EXERCISE REQUIREMENTS – Identify the lines that contain the string "zoom" and copy all of them.

(A block of data)
# # #
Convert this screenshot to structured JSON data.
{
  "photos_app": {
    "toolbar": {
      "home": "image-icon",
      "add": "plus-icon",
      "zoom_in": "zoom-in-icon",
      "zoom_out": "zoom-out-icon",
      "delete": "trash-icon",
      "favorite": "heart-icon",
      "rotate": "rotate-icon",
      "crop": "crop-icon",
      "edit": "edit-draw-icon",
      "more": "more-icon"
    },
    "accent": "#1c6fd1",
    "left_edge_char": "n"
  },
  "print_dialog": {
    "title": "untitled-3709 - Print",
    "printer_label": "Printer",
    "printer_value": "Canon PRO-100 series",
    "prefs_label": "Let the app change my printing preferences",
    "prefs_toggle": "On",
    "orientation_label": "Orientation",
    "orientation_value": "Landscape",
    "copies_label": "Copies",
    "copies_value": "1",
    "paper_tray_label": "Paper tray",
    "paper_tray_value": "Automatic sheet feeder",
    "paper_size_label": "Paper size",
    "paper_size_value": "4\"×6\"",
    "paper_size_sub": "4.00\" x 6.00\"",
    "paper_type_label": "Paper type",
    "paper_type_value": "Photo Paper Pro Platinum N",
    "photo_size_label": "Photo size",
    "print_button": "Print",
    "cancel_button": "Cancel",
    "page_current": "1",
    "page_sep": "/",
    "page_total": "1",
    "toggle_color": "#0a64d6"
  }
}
# # #
TASK OUTPUT –
      "zoom_in": "zoom-in-icon",
      "zoom_out": "zoom-out-icon",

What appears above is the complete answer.